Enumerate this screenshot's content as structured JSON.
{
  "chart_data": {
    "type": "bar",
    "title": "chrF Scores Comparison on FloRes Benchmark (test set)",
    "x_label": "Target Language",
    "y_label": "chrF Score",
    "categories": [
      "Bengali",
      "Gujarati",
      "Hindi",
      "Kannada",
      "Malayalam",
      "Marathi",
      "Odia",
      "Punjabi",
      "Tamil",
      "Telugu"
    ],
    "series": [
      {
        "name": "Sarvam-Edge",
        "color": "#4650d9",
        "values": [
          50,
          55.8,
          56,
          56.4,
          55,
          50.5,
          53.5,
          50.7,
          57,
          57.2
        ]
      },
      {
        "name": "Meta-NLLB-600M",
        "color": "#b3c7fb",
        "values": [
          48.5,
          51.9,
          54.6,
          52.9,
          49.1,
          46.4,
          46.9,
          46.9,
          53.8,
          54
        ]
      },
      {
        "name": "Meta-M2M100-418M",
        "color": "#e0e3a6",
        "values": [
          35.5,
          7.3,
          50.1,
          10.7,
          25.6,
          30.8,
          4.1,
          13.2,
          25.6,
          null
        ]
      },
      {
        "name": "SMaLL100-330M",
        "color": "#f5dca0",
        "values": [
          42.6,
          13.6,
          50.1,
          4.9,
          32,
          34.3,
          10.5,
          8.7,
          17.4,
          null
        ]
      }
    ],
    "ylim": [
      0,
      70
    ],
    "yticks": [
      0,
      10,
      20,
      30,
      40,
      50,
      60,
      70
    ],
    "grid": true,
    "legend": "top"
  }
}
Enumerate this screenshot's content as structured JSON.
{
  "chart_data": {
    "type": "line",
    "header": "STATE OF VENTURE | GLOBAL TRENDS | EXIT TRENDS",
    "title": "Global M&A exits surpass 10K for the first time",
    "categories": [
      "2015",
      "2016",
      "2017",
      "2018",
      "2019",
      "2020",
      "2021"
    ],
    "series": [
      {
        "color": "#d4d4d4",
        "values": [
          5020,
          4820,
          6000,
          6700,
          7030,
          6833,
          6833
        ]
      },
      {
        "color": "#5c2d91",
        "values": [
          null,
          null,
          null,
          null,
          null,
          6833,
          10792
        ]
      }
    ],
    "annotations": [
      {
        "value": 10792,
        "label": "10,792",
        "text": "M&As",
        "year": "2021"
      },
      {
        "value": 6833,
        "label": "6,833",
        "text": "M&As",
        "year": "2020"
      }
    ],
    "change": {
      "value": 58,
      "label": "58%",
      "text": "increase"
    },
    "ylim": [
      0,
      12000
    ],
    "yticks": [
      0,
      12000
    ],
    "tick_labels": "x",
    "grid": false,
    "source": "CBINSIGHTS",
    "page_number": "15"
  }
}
::::
## What you have to do
From the data above, extract every line in its exact form.

## Expected answer
Enumerate this screenshot's content as structured JSON.
{
  "chart_data": {
    "type": "bar",
    "title": "chrF Scores Comparison on FloRes Benchmark (test set)",
    "x_label": "Target Language",
    "y_label": "chrF Score",
    "categories": [
      "Bengali",
      "Gujarati",
      "Hindi",
      "Kannada",
      "Malayalam",
      "Marathi",
      "Odia",
      "Punjabi",
      "Tamil",
      "Telugu"
    ],
    "series": [
      {
        "name": "Sarvam-Edge",
        "color": "#4650d9",
        "values": [
          50,
          55.8,
          56,
          56.4,
          55,
          50.5,
          53.5,
          50.7,
          57,
          57.2
        ]
      },
      {
        "name": "Meta-NLLB-600M",
        "color": "#b3c7fb",
        "values": [
          48.5,
          51.9,
          54.6,
          52.9,
          49.1,
          46.4,
          46.9,
          46.9,
          53.8,
          54
        ]
      },
      {
        "name": "Meta-M2M100-418M",
        "color": "#e0e3a6",
        "values": [
          35.5,
          7.3,
          50.1,
          10.7,
          25.6,
          30.8,
          4.1,
          13.2,
          25.6,
          null
        ]
      },
      {
        "name": "SMaLL100-330M",
        "color": "#f5dca0",
        "values": [
          42.6,
          13.6,
          50.1,
          4.9,
          32,
          34.3,
          10.5,
          8.7,
          17.4,
          null
        ]
      }
    ],
    "ylim": [
      0,
      70
    ],
    "yticks": [
      0,
      10,
      20,
      30,
      40,
      50,
      60,
      70
    ],
    "grid": true,
    "legend": "top"
  }
}
Enumerate this screenshot's content as structured JSON.
{
  "chart_data": {
    "type": "line",
    "header": "STATE OF VENTURE | GLOBAL TRENDS | EXIT TRENDS",
    "title": "Global M&A exits surpass 10K for the first time",
    "categories": [
      "2015",
      "2016",
      "2017",
      "2018",
      "2019",
      "2020",
      "2021"
    ],
    "series": [
      {
        "color": "#d4d4d4",
        "values": [
          5020,
          4820,
          6000,
          6700,
          7030,
          6833,
          6833
        ]
      },
      {
        "color": "#5c2d91",
        "values": [
          null,
          null,
          null,
          null,
          null,
          6833,
          10792
        ]
      }
    ],
    "annotations": [
      {
        "value": 10792,
        "label": "10,792",
        "text": "M&As",
        "year": "2021"
      },
      {
        "value": 6833,
        "label": "6,833",
        "text": "M&As",
        "year": "2020"
      }
    ],
    "change": {
      "value": 58,
      "label": "58%",
      "text": "increase"
    },
    "ylim": [
      0,
      12000
    ],
    "yticks": [
      0,
      12000
    ],
    "tick_labels": "x",
    "grid": false,
    "source": "CBINSIGHTS",
    "page_number": "15"
  }
}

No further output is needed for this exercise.